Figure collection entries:
★ ★ ★

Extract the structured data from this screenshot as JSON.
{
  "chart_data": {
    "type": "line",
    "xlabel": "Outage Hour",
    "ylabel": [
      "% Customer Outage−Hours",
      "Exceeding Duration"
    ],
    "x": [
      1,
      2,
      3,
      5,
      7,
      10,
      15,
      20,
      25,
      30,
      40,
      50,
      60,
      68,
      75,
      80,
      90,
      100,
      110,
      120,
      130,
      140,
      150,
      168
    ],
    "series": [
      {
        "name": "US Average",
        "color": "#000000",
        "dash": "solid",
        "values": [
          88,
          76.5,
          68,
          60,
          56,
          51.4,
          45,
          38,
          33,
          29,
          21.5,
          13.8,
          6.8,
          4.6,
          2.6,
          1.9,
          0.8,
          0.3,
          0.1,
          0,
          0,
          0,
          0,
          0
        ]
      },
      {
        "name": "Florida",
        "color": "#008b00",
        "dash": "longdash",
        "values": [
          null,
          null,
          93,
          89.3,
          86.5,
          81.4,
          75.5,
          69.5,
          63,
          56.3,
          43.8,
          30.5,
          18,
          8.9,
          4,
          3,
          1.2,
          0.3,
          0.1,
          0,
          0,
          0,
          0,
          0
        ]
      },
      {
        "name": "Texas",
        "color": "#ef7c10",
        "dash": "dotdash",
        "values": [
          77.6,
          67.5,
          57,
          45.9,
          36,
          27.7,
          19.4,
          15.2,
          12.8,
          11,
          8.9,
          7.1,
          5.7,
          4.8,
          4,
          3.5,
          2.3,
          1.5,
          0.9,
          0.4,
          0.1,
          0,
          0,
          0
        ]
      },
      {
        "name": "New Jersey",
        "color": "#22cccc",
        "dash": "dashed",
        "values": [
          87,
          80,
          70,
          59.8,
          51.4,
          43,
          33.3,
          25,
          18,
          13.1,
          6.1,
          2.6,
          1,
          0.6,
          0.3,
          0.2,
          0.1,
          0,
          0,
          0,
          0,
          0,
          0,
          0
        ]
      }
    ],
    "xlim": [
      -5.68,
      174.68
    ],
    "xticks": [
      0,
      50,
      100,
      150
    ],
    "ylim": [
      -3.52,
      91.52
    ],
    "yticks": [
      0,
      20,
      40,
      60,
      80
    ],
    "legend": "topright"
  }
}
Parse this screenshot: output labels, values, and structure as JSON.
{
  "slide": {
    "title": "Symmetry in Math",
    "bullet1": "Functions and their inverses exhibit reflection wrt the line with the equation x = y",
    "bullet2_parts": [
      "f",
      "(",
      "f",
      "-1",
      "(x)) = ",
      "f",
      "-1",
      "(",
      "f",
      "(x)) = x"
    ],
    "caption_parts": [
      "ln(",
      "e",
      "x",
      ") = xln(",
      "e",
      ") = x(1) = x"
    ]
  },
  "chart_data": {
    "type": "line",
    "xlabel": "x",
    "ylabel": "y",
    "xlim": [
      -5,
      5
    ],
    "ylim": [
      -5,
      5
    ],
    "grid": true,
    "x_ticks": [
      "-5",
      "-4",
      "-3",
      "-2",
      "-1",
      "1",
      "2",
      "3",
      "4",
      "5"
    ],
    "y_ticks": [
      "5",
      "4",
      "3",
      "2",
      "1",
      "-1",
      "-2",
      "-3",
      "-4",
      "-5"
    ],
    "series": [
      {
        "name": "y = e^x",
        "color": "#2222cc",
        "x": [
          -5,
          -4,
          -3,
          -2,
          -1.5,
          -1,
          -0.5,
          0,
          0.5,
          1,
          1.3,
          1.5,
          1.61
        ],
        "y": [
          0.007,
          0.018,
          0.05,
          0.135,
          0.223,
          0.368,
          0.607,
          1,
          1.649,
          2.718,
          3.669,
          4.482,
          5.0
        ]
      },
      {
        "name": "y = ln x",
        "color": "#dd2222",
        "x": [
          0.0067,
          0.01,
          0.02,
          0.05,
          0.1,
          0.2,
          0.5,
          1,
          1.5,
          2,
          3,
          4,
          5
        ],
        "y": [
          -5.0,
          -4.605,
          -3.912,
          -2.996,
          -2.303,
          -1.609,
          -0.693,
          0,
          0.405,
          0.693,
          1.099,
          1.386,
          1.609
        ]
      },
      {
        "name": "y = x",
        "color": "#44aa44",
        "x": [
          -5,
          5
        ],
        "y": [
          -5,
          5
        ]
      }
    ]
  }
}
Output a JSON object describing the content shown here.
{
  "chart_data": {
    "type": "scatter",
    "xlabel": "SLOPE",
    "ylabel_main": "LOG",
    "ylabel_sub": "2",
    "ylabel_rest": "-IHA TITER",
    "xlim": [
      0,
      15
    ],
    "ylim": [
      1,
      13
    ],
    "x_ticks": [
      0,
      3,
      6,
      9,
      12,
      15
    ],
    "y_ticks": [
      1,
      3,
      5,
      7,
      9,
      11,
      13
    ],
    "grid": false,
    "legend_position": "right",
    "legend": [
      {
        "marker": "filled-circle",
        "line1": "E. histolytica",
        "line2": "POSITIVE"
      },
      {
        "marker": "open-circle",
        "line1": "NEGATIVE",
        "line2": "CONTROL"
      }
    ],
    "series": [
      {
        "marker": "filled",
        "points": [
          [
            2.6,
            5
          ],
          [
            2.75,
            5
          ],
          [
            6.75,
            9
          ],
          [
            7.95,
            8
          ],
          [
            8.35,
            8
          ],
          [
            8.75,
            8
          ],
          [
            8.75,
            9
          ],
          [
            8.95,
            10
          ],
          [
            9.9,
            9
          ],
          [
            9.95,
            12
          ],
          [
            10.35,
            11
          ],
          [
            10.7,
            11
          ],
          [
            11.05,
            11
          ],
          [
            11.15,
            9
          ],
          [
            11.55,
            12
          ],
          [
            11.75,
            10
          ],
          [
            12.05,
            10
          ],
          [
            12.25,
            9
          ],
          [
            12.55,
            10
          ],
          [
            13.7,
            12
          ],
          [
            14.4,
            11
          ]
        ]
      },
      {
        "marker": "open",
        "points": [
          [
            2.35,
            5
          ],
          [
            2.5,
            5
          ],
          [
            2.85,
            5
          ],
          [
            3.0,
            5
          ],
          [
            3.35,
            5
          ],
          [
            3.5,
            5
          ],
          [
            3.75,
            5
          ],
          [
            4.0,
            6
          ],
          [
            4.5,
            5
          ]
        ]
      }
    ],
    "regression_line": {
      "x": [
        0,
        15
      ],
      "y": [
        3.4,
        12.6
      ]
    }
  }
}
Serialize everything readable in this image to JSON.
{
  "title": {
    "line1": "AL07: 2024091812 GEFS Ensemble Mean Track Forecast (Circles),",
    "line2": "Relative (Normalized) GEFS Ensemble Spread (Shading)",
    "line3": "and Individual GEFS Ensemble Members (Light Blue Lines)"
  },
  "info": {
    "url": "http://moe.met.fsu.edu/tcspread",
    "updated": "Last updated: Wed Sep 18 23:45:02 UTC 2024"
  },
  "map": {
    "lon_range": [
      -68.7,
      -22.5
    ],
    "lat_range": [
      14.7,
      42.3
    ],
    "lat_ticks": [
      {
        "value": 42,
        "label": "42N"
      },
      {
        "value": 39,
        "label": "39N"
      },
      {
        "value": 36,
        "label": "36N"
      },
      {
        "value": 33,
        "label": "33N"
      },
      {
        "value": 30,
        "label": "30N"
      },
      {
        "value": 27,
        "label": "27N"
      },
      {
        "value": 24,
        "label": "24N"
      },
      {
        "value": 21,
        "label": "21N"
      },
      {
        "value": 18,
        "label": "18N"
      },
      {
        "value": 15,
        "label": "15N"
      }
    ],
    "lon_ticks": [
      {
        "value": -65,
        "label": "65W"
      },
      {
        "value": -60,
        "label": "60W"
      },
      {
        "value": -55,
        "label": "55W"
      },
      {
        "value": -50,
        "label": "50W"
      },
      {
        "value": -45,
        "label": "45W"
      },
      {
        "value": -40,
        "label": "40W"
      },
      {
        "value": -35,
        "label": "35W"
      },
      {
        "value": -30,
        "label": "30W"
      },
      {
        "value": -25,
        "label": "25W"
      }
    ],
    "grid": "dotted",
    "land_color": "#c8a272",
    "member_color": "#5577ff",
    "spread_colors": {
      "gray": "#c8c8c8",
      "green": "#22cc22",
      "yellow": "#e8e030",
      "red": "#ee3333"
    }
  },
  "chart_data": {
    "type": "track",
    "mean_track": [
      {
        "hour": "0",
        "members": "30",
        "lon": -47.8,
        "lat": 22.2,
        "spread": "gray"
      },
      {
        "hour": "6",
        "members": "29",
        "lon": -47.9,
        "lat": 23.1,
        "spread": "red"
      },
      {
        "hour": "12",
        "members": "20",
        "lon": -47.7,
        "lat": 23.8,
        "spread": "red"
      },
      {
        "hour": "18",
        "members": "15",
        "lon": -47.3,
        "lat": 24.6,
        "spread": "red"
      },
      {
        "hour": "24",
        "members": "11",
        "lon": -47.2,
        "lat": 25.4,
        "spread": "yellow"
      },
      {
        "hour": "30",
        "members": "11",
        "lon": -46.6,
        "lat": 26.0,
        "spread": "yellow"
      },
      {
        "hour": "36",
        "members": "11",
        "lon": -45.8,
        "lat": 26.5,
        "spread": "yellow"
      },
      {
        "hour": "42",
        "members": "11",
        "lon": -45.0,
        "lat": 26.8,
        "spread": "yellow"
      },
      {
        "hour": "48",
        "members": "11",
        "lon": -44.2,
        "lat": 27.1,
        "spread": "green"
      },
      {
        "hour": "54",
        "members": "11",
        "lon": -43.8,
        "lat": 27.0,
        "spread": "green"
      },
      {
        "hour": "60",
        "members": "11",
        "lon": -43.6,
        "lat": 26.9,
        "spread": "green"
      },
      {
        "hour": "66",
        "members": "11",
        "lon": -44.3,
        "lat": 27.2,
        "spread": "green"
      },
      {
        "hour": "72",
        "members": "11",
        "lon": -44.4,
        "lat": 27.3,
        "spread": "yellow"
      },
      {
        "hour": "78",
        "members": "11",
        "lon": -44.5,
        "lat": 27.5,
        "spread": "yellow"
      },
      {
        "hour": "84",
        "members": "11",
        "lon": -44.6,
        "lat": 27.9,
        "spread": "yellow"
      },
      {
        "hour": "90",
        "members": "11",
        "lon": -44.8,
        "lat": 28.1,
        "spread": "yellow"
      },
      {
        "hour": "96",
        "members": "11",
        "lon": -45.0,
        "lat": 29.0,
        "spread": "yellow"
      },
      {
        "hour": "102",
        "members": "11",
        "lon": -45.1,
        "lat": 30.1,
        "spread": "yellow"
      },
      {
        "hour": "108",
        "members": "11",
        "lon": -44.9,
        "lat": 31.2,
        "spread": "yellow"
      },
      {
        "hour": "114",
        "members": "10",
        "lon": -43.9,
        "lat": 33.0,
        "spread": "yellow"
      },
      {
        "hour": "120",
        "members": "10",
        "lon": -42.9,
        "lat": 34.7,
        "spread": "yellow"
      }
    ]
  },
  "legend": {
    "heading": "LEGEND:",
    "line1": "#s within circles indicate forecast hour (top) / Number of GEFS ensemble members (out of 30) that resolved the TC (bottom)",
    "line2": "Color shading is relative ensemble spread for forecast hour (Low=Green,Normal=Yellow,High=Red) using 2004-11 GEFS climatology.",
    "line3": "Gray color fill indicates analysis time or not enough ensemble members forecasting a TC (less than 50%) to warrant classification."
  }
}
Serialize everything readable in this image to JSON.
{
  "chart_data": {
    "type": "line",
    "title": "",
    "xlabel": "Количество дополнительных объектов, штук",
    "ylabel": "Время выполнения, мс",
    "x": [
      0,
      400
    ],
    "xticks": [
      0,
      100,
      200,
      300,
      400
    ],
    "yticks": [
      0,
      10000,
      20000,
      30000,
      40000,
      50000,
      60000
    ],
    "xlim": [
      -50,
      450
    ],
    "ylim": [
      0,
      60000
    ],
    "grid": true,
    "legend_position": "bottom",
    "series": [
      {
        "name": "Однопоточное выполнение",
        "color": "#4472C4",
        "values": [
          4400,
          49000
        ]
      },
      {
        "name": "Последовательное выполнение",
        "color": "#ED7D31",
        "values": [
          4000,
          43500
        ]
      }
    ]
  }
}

★ ★ ★

Show, from the material above, each line that includes the string "bottom".

    "line1": "#s within circles indicate forecast hour (top) / Number of GEFS ensemble members (out of 30) that resolved the TC (bottom)",
    "legend_position": "bottom",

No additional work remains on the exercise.